### PROBLEM TO WORK ON
In the data below, find every line with the string "display" and pull it out.

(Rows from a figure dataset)
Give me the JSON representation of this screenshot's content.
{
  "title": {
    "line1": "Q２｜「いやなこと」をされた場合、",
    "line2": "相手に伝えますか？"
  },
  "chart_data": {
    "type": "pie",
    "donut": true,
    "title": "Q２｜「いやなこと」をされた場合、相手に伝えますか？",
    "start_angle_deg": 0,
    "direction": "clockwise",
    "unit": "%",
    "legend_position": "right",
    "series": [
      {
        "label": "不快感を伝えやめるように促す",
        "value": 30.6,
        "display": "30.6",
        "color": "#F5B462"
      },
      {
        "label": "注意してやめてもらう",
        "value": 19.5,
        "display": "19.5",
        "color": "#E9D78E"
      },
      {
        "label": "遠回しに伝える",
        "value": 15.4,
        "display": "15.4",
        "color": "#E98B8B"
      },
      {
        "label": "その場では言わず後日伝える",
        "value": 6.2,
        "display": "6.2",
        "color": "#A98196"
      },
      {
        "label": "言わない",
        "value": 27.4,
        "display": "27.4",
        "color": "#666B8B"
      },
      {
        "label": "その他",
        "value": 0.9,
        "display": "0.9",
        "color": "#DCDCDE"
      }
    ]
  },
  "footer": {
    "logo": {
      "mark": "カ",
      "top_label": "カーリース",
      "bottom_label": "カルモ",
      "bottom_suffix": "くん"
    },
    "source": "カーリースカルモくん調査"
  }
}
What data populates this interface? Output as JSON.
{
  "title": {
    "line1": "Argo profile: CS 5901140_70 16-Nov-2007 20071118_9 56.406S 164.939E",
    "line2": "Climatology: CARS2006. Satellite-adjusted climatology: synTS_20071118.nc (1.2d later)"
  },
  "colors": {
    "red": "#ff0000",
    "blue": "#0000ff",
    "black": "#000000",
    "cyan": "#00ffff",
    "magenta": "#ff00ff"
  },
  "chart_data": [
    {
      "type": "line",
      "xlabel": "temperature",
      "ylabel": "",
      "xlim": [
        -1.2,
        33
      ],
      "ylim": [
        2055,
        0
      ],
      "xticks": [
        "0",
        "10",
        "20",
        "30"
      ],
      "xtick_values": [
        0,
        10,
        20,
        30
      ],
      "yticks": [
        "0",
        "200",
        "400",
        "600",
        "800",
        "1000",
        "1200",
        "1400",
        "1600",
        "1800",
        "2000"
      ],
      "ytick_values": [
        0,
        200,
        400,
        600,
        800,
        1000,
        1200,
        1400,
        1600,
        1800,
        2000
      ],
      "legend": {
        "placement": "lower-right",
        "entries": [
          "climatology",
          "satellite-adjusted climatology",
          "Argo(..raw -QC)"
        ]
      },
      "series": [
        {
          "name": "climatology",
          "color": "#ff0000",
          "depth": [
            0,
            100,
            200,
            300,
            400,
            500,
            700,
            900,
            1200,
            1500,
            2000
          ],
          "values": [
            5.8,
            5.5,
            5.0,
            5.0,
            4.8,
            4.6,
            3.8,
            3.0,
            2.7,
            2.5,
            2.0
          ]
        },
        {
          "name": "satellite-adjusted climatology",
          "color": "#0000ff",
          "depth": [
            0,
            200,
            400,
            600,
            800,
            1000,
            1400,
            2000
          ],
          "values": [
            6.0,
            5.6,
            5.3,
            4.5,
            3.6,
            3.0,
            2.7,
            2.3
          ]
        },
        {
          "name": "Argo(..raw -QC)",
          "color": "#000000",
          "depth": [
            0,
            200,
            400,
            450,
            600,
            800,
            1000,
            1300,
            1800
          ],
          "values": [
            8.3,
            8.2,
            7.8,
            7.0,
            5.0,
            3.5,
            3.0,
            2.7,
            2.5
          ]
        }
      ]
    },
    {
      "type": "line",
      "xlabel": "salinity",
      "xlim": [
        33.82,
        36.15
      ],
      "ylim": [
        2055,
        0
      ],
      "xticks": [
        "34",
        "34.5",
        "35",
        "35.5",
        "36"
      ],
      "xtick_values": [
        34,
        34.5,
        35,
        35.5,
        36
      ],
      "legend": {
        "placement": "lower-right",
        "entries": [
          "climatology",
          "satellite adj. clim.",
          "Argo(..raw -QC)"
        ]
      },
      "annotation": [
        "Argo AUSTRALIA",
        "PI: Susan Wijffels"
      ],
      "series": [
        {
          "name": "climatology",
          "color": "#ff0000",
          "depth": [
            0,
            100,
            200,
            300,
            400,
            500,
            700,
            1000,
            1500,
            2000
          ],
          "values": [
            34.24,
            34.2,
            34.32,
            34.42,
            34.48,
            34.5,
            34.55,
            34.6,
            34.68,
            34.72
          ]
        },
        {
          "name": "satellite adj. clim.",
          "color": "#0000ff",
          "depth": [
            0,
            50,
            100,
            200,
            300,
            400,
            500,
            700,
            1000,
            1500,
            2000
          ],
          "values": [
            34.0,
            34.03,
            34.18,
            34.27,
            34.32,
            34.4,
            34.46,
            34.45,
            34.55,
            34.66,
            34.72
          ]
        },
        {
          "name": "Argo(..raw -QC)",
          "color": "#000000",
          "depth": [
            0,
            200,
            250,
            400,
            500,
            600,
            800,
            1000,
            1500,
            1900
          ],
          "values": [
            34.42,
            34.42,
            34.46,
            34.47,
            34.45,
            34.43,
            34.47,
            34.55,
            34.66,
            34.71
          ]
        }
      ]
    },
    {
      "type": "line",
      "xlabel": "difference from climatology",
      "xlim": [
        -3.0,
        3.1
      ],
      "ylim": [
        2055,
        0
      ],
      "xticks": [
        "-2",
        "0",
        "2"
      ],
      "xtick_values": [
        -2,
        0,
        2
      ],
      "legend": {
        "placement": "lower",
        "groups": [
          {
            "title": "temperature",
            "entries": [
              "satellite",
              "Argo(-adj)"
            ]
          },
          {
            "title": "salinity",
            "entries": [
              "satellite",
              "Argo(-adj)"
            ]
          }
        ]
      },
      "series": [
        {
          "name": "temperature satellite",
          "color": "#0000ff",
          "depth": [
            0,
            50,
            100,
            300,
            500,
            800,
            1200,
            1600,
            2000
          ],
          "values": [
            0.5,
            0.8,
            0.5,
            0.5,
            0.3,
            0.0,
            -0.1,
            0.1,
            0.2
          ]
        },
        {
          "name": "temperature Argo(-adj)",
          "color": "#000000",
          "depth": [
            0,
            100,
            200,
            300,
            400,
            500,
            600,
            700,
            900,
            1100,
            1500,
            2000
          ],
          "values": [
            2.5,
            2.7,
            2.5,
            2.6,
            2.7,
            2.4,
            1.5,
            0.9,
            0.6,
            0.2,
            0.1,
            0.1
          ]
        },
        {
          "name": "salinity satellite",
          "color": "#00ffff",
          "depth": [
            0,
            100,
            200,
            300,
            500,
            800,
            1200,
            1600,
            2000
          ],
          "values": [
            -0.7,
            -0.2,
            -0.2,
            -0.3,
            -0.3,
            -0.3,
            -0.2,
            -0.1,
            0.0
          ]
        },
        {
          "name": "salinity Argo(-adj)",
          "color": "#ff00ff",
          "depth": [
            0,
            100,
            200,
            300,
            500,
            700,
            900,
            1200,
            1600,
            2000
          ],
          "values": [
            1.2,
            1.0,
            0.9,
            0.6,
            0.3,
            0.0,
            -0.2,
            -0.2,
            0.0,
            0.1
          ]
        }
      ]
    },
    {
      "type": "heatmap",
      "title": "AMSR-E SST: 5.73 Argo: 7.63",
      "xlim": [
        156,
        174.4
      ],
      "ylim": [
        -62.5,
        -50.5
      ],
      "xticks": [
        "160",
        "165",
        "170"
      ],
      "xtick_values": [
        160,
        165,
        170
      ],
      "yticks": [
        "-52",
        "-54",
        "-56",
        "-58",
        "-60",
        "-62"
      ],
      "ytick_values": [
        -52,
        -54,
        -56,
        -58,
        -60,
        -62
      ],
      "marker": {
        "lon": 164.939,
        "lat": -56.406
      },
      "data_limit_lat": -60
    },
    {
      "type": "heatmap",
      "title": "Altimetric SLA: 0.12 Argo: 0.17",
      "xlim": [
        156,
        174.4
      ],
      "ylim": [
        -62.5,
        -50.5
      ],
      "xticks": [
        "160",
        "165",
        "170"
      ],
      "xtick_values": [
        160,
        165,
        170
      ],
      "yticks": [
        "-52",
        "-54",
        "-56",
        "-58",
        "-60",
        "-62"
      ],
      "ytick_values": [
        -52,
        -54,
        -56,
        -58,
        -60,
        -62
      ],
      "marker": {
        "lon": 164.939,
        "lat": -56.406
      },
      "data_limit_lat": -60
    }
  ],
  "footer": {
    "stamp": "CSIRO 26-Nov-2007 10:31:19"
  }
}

### RESULT OF THE EXERCISE
        "display": "30.6",
        "display": "19.5",
        "display": "15.4",
        "display": "6.2",
        "display": "27.4",
        "display": "0.9",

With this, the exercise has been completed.